▶ [The input]
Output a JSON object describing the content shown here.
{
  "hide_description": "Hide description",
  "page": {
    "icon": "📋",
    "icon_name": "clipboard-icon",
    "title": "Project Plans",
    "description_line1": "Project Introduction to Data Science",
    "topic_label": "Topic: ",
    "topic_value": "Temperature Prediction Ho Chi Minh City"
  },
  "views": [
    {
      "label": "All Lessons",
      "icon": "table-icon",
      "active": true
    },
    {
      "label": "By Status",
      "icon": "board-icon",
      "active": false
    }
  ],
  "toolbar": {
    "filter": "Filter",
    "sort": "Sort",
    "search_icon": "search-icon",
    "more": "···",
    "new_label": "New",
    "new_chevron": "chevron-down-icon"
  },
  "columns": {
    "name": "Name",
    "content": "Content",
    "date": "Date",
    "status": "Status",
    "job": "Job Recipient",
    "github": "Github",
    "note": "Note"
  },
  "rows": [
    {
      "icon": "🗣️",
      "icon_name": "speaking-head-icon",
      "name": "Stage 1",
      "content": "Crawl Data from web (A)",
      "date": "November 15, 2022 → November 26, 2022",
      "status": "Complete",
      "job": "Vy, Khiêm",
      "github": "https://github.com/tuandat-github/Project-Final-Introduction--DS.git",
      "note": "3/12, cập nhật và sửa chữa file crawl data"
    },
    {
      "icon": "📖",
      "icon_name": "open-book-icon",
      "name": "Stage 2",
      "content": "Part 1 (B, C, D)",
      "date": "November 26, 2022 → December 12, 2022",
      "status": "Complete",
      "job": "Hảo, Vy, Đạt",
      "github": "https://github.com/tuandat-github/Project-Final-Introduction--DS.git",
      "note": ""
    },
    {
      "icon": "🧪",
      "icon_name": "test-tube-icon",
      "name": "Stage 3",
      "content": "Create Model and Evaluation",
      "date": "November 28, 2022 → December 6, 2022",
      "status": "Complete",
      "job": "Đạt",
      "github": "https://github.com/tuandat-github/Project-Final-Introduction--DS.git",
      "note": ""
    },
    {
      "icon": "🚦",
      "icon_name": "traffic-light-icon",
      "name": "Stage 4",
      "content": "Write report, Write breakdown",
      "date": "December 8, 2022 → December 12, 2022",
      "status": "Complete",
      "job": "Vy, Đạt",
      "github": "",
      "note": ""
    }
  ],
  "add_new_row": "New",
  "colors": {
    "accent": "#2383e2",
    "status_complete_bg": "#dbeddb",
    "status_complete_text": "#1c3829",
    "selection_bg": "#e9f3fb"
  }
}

▶ [Task] Give all the entries again exactly; leave none out.

▶ [Reply to the task]
Output a JSON object describing the content shown here.
{
  "hide_description": "Hide description",
  "page": {
    "icon": "📋",
    "icon_name": "clipboard-icon",
    "title": "Project Plans",
    "description_line1": "Project Introduction to Data Science",
    "topic_label": "Topic: ",
    "topic_value": "Temperature Prediction Ho Chi Minh City"
  },
  "views": [
    {
      "label": "All Lessons",
      "icon": "table-icon",
      "active": true
    },
    {
      "label": "By Status",
      "icon": "board-icon",
      "active": false
    }
  ],
  "toolbar": {
    "filter": "Filter",
    "sort": "Sort",
    "search_icon": "search-icon",
    "more": "···",
    "new_label": "New",
    "new_chevron": "chevron-down-icon"
  },
  "columns": {
    "name": "Name",
    "content": "Content",
    "date": "Date",
    "status": "Status",
    "job": "Job Recipient",
    "github": "Github",
    "note": "Note"
  },
  "rows": [
    {
      "icon": "🗣️",
      "icon_name": "speaking-head-icon",
      "name": "Stage 1",
      "content": "Crawl Data from web (A)",
      "date": "November 15, 2022 → November 26, 2022",
      "status": "Complete",
      "job": "Vy, Khiêm",
      "github": "https://github.com/tuandat-github/Project-Final-Introduction--DS.git",
      "note": "3/12, cập nhật và sửa chữa file crawl data"
    },
    {
      "icon": "📖",
      "icon_name": "open-book-icon",
      "name": "Stage 2",
      "content": "Part 1 (B, C, D)",
      "date": "November 26, 2022 → December 12, 2022",
      "status": "Complete",
      "job": "Hảo, Vy, Đạt",
      "github": "https://github.com/tuandat-github/Project-Final-Introduction--DS.git",
      "note": ""
    },
    {
      "icon": "🧪",
      "icon_name": "test-tube-icon",
      "name": "Stage 3",
      "content": "Create Model and Evaluation",
      "date": "November 28, 2022 → December 6, 2022",
      "status": "Complete",
      "job": "Đạt",
      "github": "https://github.com/tuandat-github/Project-Final-Introduction--DS.git",
      "note": ""
    },
    {
      "icon": "🚦",
      "icon_name": "traffic-light-icon",
      "name": "Stage 4",
      "content": "Write report, Write breakdown",
      "date": "December 8, 2022 → December 12, 2022",
      "status": "Complete",
      "job": "Vy, Đạt",
      "github": "",
      "note": ""
    }
  ],
  "add_new_row": "New",
  "colors": {
    "accent": "#2383e2",
    "status_complete_bg": "#dbeddb",
    "status_complete_text": "#1c3829",
    "selection_bg": "#e9f3fb"
  }
}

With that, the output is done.